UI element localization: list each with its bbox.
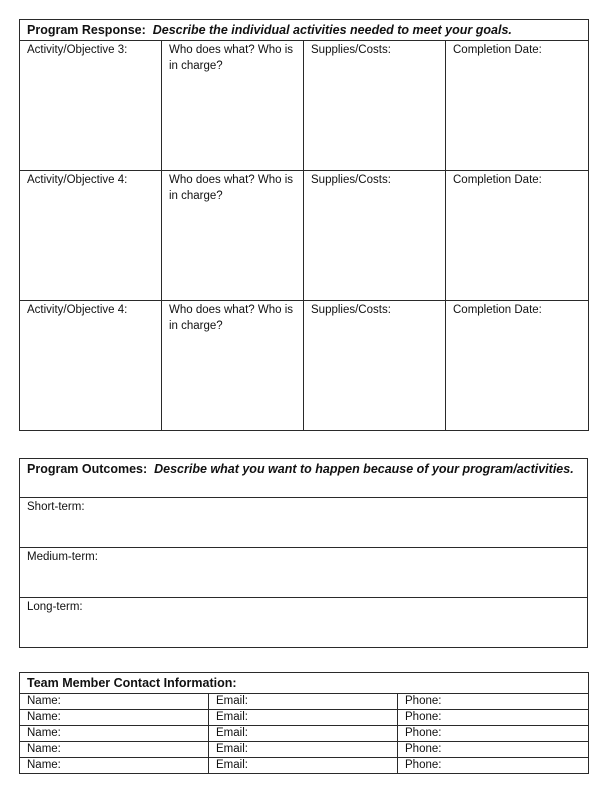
email-cell[interactable]: Email: <box>209 726 398 742</box>
activity-row <box>20 171 589 301</box>
program-response-table <box>19 19 589 431</box>
outcome-row <box>20 498 588 548</box>
supplies-cell[interactable]: Supplies/Costs: <box>304 171 446 301</box>
team-contact-title-text: Team Member Contact Information: <box>27 676 237 690</box>
program-outcomes-title-desc: Describe what you want to happen because of your program/activities. <box>154 462 574 476</box>
program-outcomes-title-lead: Program Outcomes: <box>27 462 148 476</box>
outcome-row <box>20 548 588 598</box>
short-term-cell[interactable]: Short-term: <box>20 498 588 548</box>
email-cell[interactable]: Email: <box>209 742 398 758</box>
program-response-header-row <box>20 20 589 41</box>
program-outcomes-title <box>20 459 588 498</box>
program-response-title-desc: Describe the individual activities needed to meet your goals. <box>152 23 512 37</box>
who-cell[interactable]: Who does what? Who is in charge? <box>162 301 304 431</box>
name-cell[interactable]: Name: <box>20 758 209 774</box>
program-response-title <box>20 20 589 41</box>
program-outcomes-header-row <box>20 459 588 498</box>
phone-cell[interactable]: Phone: <box>398 694 589 710</box>
name-cell[interactable]: Name: <box>20 694 209 710</box>
activity-row <box>20 41 589 171</box>
team-contact-header-row <box>20 673 589 694</box>
supplies-cell[interactable]: Supplies/Costs: <box>304 41 446 171</box>
phone-cell[interactable]: Phone: <box>398 726 589 742</box>
activity-cell[interactable]: Activity/Objective 3: <box>20 41 162 171</box>
phone-cell[interactable]: Phone: <box>398 710 589 726</box>
activity-cell[interactable]: Activity/Objective 4: <box>20 301 162 431</box>
activity-row <box>20 301 589 431</box>
outcome-row <box>20 598 588 648</box>
completion-cell[interactable]: Completion Date: <box>446 301 589 431</box>
phone-cell[interactable]: Phone: <box>398 758 589 774</box>
contact-row <box>20 758 589 774</box>
program-outcomes-table <box>19 458 588 648</box>
email-cell[interactable]: Email: <box>209 758 398 774</box>
who-cell[interactable]: Who does what? Who is in charge? <box>162 41 304 171</box>
contact-row <box>20 710 589 726</box>
email-cell[interactable]: Email: <box>209 710 398 726</box>
team-contact-title <box>20 673 589 694</box>
supplies-cell[interactable]: Supplies/Costs: <box>304 301 446 431</box>
activity-cell[interactable]: Activity/Objective 4: <box>20 171 162 301</box>
phone-cell[interactable]: Phone: <box>398 742 589 758</box>
name-cell[interactable]: Name: <box>20 742 209 758</box>
long-term-cell[interactable]: Long-term: <box>20 598 588 648</box>
email-cell[interactable]: Email: <box>209 694 398 710</box>
name-cell[interactable]: Name: <box>20 710 209 726</box>
contact-row <box>20 742 589 758</box>
who-cell[interactable]: Who does what? Who is in charge? <box>162 171 304 301</box>
name-cell[interactable]: Name: <box>20 726 209 742</box>
program-response-title-lead: Program Response: <box>27 23 146 37</box>
contact-row <box>20 694 589 710</box>
medium-term-cell[interactable]: Medium-term: <box>20 548 588 598</box>
team-contact-table <box>19 672 589 774</box>
contact-row <box>20 726 589 742</box>
completion-cell[interactable]: Completion Date: <box>446 171 589 301</box>
completion-cell[interactable]: Completion Date: <box>446 41 589 171</box>
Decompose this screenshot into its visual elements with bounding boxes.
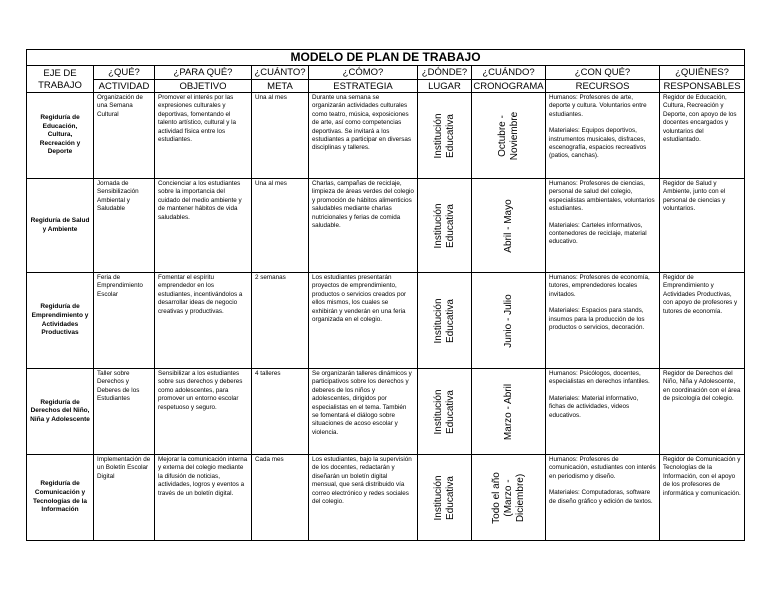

===

● Objective
Copy every line of the data above word for word, but leave out the pictures.

● Response below
UI element localization: list each with its bbox.
email-cell[interactable]: Email: <box>209 726 398 742</box>
activity-row <box>20 171 589 301</box>
program-response-table <box>19 19 589 431</box>
outcome-row <box>20 498 588 548</box>
supplies-cell[interactable]: Supplies/Costs: <box>304 171 446 301</box>
team-contact-title-text: Team Member Contact Information: <box>27 676 237 690</box>
program-outcomes-title-desc: Describe what you want to happen because of your program/activities. <box>154 462 574 476</box>
program-outcomes-title-lead: Program Outcomes: <box>27 462 148 476</box>
outcome-row <box>20 548 588 598</box>
short-term-cell[interactable]: Short-term: <box>20 498 588 548</box>
email-cell[interactable]: Email: <box>209 742 398 758</box>
program-response-header-row <box>20 20 589 41</box>
program-outcomes-title <box>20 459 588 498</box>
program-response-title-desc: Describe the individual activities needed to meet your goals. <box>152 23 512 37</box>
who-cell[interactable]: Who does what? Who is in charge? <box>162 301 304 431</box>
name-cell[interactable]: Name: <box>20 758 209 774</box>
program-response-title <box>20 20 589 41</box>
program-outcomes-header-row <box>20 459 588 498</box>
phone-cell[interactable]: Phone: <box>398 694 589 710</box>
name-cell[interactable]: Name: <box>20 694 209 710</box>
activity-row <box>20 41 589 171</box>
team-contact-header-row <box>20 673 589 694</box>
supplies-cell[interactable]: Supplies/Costs: <box>304 41 446 171</box>
phone-cell[interactable]: Phone: <box>398 726 589 742</box>
activity-cell[interactable]: Activity/Objective 3: <box>20 41 162 171</box>
phone-cell[interactable]: Phone: <box>398 710 589 726</box>
activity-cell[interactable]: Activity/Objective 4: <box>20 301 162 431</box>
activity-row <box>20 301 589 431</box>
outcome-row <box>20 598 588 648</box>
completion-cell[interactable]: Completion Date: <box>446 301 589 431</box>
phone-cell[interactable]: Phone: <box>398 758 589 774</box>
contact-row <box>20 758 589 774</box>
program-outcomes-table <box>19 458 588 648</box>
email-cell[interactable]: Email: <box>209 758 398 774</box>
who-cell[interactable]: Who does what? Who is in charge? <box>162 41 304 171</box>
contact-row <box>20 710 589 726</box>
email-cell[interactable]: Email: <box>209 710 398 726</box>
team-contact-title <box>20 673 589 694</box>
supplies-cell[interactable]: Supplies/Costs: <box>304 301 446 431</box>
activity-cell[interactable]: Activity/Objective 4: <box>20 171 162 301</box>
phone-cell[interactable]: Phone: <box>398 742 589 758</box>
name-cell[interactable]: Name: <box>20 742 209 758</box>
long-term-cell[interactable]: Long-term: <box>20 598 588 648</box>
email-cell[interactable]: Email: <box>209 694 398 710</box>
name-cell[interactable]: Name: <box>20 710 209 726</box>
contact-row <box>20 742 589 758</box>
who-cell[interactable]: Who does what? Who is in charge? <box>162 171 304 301</box>
name-cell[interactable]: Name: <box>20 726 209 742</box>
program-response-title-lead: Program Response: <box>27 23 146 37</box>
contact-row <box>20 694 589 710</box>
medium-term-cell[interactable]: Medium-term: <box>20 548 588 598</box>
team-contact-table <box>19 672 589 774</box>
contact-row <box>20 726 589 742</box>
completion-cell[interactable]: Completion Date: <box>446 171 589 301</box>
completion-cell[interactable]: Completion Date: <box>446 41 589 171</box>
Decompose this screenshot into its visual elements with bounding boxes.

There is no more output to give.